[START]

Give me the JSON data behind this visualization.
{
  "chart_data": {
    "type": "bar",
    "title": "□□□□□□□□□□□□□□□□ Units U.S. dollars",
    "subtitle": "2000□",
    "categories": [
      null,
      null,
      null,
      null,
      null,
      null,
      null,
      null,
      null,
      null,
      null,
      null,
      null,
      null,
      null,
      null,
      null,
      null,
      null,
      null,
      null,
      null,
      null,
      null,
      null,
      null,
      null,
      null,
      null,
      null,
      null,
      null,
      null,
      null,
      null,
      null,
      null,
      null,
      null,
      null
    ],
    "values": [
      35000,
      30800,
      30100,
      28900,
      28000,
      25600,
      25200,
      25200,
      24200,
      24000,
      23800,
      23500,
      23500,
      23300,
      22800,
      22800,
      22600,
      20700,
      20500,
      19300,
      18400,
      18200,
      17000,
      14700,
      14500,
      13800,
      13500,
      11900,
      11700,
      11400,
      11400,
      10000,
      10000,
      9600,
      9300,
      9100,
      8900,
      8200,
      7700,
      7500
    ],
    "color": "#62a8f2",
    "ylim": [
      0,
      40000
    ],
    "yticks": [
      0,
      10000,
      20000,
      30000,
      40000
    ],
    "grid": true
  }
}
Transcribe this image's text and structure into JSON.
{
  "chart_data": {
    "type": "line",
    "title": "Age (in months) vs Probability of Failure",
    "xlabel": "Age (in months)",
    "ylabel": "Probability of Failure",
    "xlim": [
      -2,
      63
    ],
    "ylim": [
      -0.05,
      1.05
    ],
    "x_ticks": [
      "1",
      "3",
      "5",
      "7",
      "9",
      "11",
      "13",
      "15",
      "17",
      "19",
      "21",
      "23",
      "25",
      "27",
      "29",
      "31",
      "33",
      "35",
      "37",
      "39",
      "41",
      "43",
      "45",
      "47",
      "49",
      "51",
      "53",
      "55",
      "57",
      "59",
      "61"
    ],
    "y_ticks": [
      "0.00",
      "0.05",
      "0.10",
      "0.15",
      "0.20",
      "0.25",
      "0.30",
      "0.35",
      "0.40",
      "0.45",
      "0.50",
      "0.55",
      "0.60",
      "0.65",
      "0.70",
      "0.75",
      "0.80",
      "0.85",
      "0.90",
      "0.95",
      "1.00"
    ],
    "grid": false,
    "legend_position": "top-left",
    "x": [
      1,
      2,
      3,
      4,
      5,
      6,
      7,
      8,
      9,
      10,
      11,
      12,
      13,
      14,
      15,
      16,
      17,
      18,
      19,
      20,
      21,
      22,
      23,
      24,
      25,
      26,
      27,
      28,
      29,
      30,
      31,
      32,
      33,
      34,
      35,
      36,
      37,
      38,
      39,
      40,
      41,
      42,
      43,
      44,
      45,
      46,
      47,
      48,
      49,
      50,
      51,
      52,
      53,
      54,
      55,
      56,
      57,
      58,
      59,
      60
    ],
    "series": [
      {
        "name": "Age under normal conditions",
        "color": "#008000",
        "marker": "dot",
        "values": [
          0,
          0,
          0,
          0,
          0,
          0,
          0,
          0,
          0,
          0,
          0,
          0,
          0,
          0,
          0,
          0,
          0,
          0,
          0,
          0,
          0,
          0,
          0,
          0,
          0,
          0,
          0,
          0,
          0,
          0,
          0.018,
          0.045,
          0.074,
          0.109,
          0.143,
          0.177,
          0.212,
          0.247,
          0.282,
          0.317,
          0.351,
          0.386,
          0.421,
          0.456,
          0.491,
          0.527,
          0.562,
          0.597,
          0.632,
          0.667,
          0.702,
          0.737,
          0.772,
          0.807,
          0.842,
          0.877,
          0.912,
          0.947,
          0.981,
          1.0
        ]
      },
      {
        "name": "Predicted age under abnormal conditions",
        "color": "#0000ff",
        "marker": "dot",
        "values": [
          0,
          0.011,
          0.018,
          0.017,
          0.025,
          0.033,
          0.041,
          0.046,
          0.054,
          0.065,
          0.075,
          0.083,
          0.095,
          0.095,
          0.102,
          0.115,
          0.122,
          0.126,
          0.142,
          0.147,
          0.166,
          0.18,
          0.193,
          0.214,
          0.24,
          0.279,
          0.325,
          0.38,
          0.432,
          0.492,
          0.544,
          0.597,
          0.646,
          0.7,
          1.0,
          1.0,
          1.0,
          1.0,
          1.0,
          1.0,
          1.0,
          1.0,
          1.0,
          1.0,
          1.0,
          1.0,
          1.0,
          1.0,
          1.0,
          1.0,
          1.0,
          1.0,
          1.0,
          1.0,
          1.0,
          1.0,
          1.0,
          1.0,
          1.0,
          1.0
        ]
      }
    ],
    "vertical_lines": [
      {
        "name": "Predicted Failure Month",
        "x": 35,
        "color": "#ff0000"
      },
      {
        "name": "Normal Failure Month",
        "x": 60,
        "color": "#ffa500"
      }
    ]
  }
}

[END]

What do the records say? Quote them all exactly.

Written answer:
Give me the JSON data behind this visualization.
{
  "chart_data": {
    "type": "bar",
    "title": "□□□□□□□□□□□□□□□□ Units U.S. dollars",
    "subtitle": "2000□",
    "categories": [
      null,
      null,
      null,
      null,
      null,
      null,
      null,
      null,
      null,
      null,
      null,
      null,
      null,
      null,
      null,
      null,
      null,
      null,
      null,
      null,
      null,
      null,
      null,
      null,
      null,
      null,
      null,
      null,
      null,
      null,
      null,
      null,
      null,
      null,
      null,
      null,
      null,
      null,
      null,
      null
    ],
    "values": [
      35000,
      30800,
      30100,
      28900,
      28000,
      25600,
      25200,
      25200,
      24200,
      24000,
      23800,
      23500,
      23500,
      23300,
      22800,
      22800,
      22600,
      20700,
      20500,
      19300,
      18400,
      18200,
      17000,
      14700,
      14500,
      13800,
      13500,
      11900,
      11700,
      11400,
      11400,
      10000,
      10000,
      9600,
      9300,
      9100,
      8900,
      8200,
      7700,
      7500
    ],
    "color": "#62a8f2",
    "ylim": [
      0,
      40000
    ],
    "yticks": [
      0,
      10000,
      20000,
      30000,
      40000
    ],
    "grid": true
  }
}
Transcribe this image's text and structure into JSON.
{
  "chart_data": {
    "type": "line",
    "title": "Age (in months) vs Probability of Failure",
    "xlabel": "Age (in months)",
    "ylabel": "Probability of Failure",
    "xlim": [
      -2,
      63
    ],
    "ylim": [
      -0.05,
      1.05
    ],
    "x_ticks": [
      "1",
      "3",
      "5",
      "7",
      "9",
      "11",
      "13",
      "15",
      "17",
      "19",
      "21",
      "23",
      "25",
      "27",
      "29",
      "31",
      "33",
      "35",
      "37",
      "39",
      "41",
      "43",
      "45",
      "47",
      "49",
      "51",
      "53",
      "55",
      "57",
      "59",
      "61"
    ],
    "y_ticks": [
      "0.00",
      "0.05",
      "0.10",
      "0.15",
      "0.20",
      "0.25",
      "0.30",
      "0.35",
      "0.40",
      "0.45",
      "0.50",
      "0.55",
      "0.60",
      "0.65",
      "0.70",
      "0.75",
      "0.80",
      "0.85",
      "0.90",
      "0.95",
      "1.00"
    ],
    "grid": false,
    "legend_position": "top-left",
    "x": [
      1,
      2,
      3,
      4,
      5,
      6,
      7,
      8,
      9,
      10,
      11,
      12,
      13,
      14,
      15,
      16,
      17,
      18,
      19,
      20,
      21,
      22,
      23,
      24,
      25,
      26,
      27,
      28,
      29,
      30,
      31,
      32,
      33,
      34,
      35,
      36,
      37,
      38,
      39,
      40,
      41,
      42,
      43,
      44,
      45,
      46,
      47,
      48,
      49,
      50,
      51,
      52,
      53,
      54,
      55,
      56,
      57,
      58,
      59,
      60
    ],
    "series": [
      {
        "name": "Age under normal conditions",
        "color": "#008000",
        "marker": "dot",
        "values": [
          0,
          0,
          0,
          0,
          0,
          0,
          0,
          0,
          0,
          0,
          0,
          0,
          0,
          0,
          0,
          0,
          0,
          0,
          0,
          0,
          0,
          0,
          0,
          0,
          0,
          0,
          0,
          0,
          0,
          0,
          0.018,
          0.045,
          0.074,
          0.109,
          0.143,
          0.177,
          0.212,
          0.247,
          0.282,
          0.317,
          0.351,
          0.386,
          0.421,
          0.456,
          0.491,
          0.527,
          0.562,
          0.597,
          0.632,
          0.667,
          0.702,
          0.737,
          0.772,
          0.807,
          0.842,
          0.877,
          0.912,
          0.947,
          0.981,
          1.0
        ]
      },
      {
        "name": "Predicted age under abnormal conditions",
        "color": "#0000ff",
        "marker": "dot",
        "values": [
          0,
          0.011,
          0.018,
          0.017,
          0.025,
          0.033,
          0.041,
          0.046,
          0.054,
          0.065,
          0.075,
          0.083,
          0.095,
          0.095,
          0.102,
          0.115,
          0.122,
          0.126,
          0.142,
          0.147,
          0.166,
          0.18,
          0.193,
          0.214,
          0.24,
          0.279,
          0.325,
          0.38,
          0.432,
          0.492,
          0.544,
          0.597,
          0.646,
          0.7,
          1.0,
          1.0,
          1.0,
          1.0,
          1.0,
          1.0,
          1.0,
          1.0,
          1.0,
          1.0,
          1.0,
          1.0,
          1.0,
          1.0,
          1.0,
          1.0,
          1.0,
          1.0,
          1.0,
          1.0,
          1.0,
          1.0,
          1.0,
          1.0,
          1.0,
          1.0
        ]
      }
    ],
    "vertical_lines": [
      {
        "name": "Predicted Failure Month",
        "x": 35,
        "color": "#ff0000"
      },
      {
        "name": "Normal Failure Month",
        "x": 60,
        "color": "#ffa500"
      }
    ]
  }
}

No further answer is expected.